» Saved entries:
....

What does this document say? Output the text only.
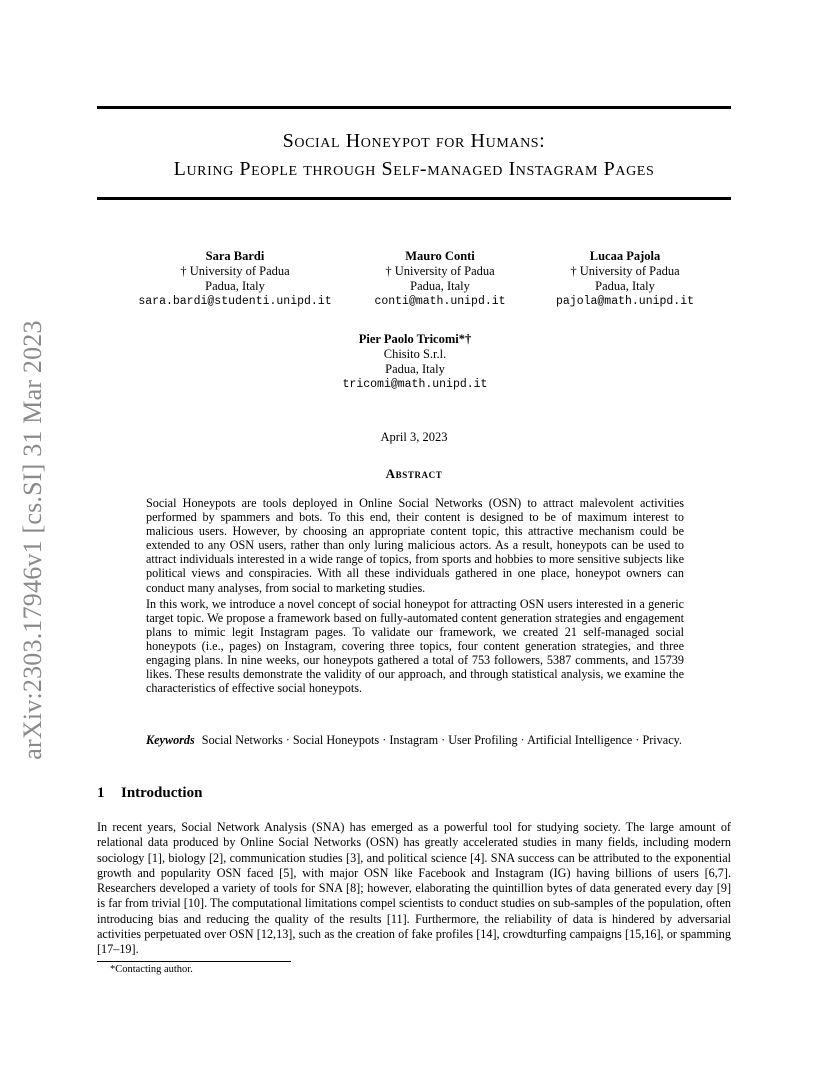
arXiv:2303.17946v1 [cs.SI] 31 Mar 2023
Social Honeypot for Humans:
Luring People through Self-managed Instagram Pages
Sara Bardi
† University of Padua
Padua, Italy
sara.bardi@studenti.unipd.it
Mauro Conti
† University of Padua
Padua, Italy
conti@math.unipd.it
Lucaa Pajola
† University of Padua
Padua, Italy
pajola@math.unipd.it
Pier Paolo Tricomi*†
Chisito S.r.l.
Padua, Italy
tricomi@math.unipd.it
April 3, 2023
Abstract

Social Honeypots are tools deployed in Online Social Networks (OSN) to attract malevolent activities performed by spammers and bots. To this end, their content is designed to be of maximum interest to malicious users. However, by choosing an appropriate content topic, this attractive mechanism could be extended to any OSN users, rather than only luring malicious actors. As a result, honeypots can be used to attract individuals interested in a wide range of topics, from sports and hobbies to more sensitive subjects like political views and conspiracies. With all these individuals gathered in one place, honeypot owners can conduct many analyses, from social to marketing studies.

In this work, we introduce a novel concept of social honeypot for attracting OSN users interested in a generic target topic. We propose a framework based on fully-automated content generation strategies and engagement plans to mimic legit Instagram pages. To validate our framework, we created 21 self-managed social honeypots (i.e., pages) on Instagram, covering three topics, four content generation strategies, and three engaging plans. In nine weeks, our honeypots gathered a total of 753 followers, 5387 comments, and 15739 likes. These results demonstrate the validity of our approach, and through statistical analysis, we examine the characteristics of effective social honeypots.

Keywords Social Networks · Social Honeypots · Instagram · User Profiling · Artificial Intelligence · Privacy.
1 Introduction

In recent years, Social Network Analysis (SNA) has emerged as a powerful tool for studying society. The large amount of relational data produced by Online Social Networks (OSN) has greatly accelerated studies in many fields, including modern sociology [1], biology [2], communication studies [3], and political science [4]. SNA success can be attributed to the exponential growth and popularity OSN faced [5], with major OSN like Facebook and Instagram (IG) having billions of users [6,7]. Researchers developed a variety of tools for SNA [8]; however, elaborating the quintillion bytes of data generated every day [9] is far from trivial [10]. The computational limitations compel scientists to conduct studies on sub-samples of the population, often introducing bias and reducing the quality of the results [11]. Furthermore, the reliability of data is hindered by adversarial activities perpetuated over OSN [12,13], such as the creation of fake profiles [14], crowdturfing campaigns [15,16], or spamming [17–19].

*Contacting author.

....

Your copy of the data should match it exactly, except that pictures are left out.

What does this document say? Output the text only.
arXiv:2303.17946v1 [cs.SI] 31 Mar 2023
Social Honeypot for Humans:
Luring People through Self-managed Instagram Pages
Sara Bardi
† University of Padua
Padua, Italy
sara.bardi@studenti.unipd.it
Mauro Conti
† University of Padua
Padua, Italy
conti@math.unipd.it
Lucaa Pajola
† University of Padua
Padua, Italy
pajola@math.unipd.it
Pier Paolo Tricomi*†
Chisito S.r.l.
Padua, Italy
tricomi@math.unipd.it
April 3, 2023
Abstract

Social Honeypots are tools deployed in Online Social Networks (OSN) to attract malevolent activities performed by spammers and bots. To this end, their content is designed to be of maximum interest to malicious users. However, by choosing an appropriate content topic, this attractive mechanism could be extended to any OSN users, rather than only luring malicious actors. As a result, honeypots can be used to attract individuals interested in a wide range of topics, from sports and hobbies to more sensitive subjects like political views and conspiracies. With all these individuals gathered in one place, honeypot owners can conduct many analyses, from social to marketing studies.

In this work, we introduce a novel concept of social honeypot for attracting OSN users interested in a generic target topic. We propose a framework based on fully-automated content generation strategies and engagement plans to mimic legit Instagram pages. To validate our framework, we created 21 self-managed social honeypots (i.e., pages) on Instagram, covering three topics, four content generation strategies, and three engaging plans. In nine weeks, our honeypots gathered a total of 753 followers, 5387 comments, and 15739 likes. These results demonstrate the validity of our approach, and through statistical analysis, we examine the characteristics of effective social honeypots.

Keywords Social Networks · Social Honeypots · Instagram · User Profiling · Artificial Intelligence · Privacy.
1 Introduction

In recent years, Social Network Analysis (SNA) has emerged as a powerful tool for studying society. The large amount of relational data produced by Online Social Networks (OSN) has greatly accelerated studies in many fields, including modern sociology [1], biology [2], communication studies [3], and political science [4]. SNA success can be attributed to the exponential growth and popularity OSN faced [5], with major OSN like Facebook and Instagram (IG) having billions of users [6,7]. Researchers developed a variety of tools for SNA [8]; however, elaborating the quintillion bytes of data generated every day [9] is far from trivial [10]. The computational limitations compel scientists to conduct studies on sub-samples of the population, often introducing bias and reducing the quality of the results [11]. Furthermore, the reliability of data is hindered by adversarial activities perpetuated over OSN [12,13], such as the creation of fake profiles [14], crowdturfing campaigns [15,16], or spamming [17–19].

*Contacting author.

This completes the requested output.